### Written problem
Check every line of the entries below for the word "axis", and copy the ones that have it.
---------- Material supplied ----------
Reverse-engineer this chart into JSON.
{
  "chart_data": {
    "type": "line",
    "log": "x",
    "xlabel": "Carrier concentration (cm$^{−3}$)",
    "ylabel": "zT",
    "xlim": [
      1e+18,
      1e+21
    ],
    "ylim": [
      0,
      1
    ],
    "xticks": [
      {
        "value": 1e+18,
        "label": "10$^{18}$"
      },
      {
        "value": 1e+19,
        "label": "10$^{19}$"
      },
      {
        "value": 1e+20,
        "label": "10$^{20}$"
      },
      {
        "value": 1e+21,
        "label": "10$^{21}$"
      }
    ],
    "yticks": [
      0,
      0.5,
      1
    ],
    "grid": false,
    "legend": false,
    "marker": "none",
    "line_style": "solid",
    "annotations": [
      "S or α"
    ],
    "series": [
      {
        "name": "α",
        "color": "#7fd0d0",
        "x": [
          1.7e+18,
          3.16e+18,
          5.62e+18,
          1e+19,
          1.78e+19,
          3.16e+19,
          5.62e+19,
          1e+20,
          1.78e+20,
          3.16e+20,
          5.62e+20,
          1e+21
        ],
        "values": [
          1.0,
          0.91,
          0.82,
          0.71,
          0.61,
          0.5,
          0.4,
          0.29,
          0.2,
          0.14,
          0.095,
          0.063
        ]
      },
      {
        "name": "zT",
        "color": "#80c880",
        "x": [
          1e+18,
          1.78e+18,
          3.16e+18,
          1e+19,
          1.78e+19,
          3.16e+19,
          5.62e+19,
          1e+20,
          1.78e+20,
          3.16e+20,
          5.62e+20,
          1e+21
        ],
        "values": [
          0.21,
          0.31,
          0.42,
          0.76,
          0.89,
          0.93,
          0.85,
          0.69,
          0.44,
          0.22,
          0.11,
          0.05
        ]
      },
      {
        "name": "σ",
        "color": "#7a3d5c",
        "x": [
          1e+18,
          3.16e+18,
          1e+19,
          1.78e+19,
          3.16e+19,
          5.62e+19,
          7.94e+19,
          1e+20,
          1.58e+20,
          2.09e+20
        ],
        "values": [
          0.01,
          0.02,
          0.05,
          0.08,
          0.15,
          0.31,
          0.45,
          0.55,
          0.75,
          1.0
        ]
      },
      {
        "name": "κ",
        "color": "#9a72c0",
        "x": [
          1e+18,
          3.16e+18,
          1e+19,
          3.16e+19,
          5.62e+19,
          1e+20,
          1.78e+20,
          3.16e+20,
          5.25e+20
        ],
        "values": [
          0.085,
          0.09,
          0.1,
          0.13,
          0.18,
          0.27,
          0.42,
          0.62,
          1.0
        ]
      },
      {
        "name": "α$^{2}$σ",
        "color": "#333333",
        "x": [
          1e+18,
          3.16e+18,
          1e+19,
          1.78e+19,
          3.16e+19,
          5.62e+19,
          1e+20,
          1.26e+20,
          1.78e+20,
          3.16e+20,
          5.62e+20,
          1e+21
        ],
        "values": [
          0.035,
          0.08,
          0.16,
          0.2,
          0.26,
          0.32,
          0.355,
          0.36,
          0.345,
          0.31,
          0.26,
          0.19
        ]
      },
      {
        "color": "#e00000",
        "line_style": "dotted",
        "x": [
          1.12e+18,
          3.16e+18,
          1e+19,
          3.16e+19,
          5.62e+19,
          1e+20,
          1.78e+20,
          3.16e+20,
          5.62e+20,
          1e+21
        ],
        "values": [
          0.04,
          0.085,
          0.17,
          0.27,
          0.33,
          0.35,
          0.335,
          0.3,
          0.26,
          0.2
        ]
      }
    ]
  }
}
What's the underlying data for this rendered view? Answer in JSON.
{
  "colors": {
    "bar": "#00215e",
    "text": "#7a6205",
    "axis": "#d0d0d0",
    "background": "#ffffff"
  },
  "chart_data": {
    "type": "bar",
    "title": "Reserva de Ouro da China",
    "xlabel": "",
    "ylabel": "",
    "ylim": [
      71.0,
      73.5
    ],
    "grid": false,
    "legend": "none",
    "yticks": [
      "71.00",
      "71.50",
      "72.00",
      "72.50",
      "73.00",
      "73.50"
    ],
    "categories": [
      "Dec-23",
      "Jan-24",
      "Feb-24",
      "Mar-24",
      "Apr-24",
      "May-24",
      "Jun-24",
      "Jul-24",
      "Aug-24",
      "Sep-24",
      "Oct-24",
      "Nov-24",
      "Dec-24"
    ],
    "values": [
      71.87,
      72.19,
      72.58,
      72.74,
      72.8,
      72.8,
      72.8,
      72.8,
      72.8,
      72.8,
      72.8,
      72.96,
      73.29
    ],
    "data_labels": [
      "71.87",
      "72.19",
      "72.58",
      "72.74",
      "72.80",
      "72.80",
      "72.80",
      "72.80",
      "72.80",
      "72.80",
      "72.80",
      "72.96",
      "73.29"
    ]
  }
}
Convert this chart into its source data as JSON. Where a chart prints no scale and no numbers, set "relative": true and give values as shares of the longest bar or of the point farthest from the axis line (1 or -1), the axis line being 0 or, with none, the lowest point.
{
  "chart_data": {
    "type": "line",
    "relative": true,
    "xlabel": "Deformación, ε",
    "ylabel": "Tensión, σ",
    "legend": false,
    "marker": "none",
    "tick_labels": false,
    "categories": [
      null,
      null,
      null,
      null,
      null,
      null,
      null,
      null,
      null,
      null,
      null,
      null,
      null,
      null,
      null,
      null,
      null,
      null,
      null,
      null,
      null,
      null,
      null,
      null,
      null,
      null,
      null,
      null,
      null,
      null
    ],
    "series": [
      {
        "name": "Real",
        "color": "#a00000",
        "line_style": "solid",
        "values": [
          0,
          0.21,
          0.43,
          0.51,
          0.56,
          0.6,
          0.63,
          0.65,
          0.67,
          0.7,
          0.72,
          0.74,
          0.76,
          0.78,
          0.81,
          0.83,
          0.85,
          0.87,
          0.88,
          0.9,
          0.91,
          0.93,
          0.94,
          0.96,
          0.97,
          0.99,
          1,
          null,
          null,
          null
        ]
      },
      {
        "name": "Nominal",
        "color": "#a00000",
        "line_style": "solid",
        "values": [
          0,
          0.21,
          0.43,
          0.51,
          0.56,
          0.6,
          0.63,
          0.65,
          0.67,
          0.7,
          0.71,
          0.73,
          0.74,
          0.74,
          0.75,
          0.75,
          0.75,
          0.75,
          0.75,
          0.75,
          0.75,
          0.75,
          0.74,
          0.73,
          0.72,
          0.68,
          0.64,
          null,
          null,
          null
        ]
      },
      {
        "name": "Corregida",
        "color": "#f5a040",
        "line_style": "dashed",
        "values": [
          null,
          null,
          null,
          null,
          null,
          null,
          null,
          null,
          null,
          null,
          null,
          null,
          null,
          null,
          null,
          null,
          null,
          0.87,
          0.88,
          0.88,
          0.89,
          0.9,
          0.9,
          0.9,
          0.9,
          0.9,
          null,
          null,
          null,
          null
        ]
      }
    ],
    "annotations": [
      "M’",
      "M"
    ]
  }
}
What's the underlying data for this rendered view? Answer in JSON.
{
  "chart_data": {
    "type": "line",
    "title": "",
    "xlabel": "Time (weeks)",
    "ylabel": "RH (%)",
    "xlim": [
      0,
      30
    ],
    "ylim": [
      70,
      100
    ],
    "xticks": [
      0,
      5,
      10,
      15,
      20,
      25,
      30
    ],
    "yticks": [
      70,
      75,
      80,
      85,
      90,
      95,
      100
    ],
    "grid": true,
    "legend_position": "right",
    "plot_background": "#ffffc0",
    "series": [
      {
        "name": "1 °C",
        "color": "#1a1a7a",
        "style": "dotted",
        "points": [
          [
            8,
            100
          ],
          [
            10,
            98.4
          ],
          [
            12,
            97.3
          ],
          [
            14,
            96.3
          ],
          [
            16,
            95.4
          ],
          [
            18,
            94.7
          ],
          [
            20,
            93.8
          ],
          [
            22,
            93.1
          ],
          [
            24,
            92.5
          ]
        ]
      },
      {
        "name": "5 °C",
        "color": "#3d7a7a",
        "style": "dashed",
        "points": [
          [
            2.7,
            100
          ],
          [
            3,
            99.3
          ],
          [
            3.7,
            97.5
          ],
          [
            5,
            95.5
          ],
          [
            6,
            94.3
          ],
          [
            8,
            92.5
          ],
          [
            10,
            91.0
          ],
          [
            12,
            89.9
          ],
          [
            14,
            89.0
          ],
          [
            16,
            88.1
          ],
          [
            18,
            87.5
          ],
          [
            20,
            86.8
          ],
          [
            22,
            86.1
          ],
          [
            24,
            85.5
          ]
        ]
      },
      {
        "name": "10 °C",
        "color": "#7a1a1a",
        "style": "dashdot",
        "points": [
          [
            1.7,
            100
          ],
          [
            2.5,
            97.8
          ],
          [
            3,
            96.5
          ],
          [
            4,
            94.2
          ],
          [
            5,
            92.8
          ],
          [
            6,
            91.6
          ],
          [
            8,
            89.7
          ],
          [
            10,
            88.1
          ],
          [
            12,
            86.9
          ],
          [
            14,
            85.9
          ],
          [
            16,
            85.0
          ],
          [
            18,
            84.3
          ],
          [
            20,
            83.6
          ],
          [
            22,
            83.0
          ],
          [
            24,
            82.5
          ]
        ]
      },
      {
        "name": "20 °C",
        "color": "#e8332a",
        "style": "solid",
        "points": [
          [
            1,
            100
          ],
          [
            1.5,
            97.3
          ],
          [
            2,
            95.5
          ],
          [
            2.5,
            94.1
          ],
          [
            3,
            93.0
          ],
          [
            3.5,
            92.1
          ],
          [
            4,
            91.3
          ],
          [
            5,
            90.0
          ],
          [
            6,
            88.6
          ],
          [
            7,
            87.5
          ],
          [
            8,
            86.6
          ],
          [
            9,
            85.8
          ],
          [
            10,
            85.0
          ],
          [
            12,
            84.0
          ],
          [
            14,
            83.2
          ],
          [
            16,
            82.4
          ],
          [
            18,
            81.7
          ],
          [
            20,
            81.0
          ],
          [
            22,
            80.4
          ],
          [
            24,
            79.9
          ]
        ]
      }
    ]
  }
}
----------
### Response
    "axis": "#d0d0d0",
Convert this chart into its source data as JSON. Where a chart prints no scale and no numbers, set "relative": true and give values as shares of the longest bar or of the point farthest from the axis line (1 or -1), the axis line being 0 or, with none, the lowest point.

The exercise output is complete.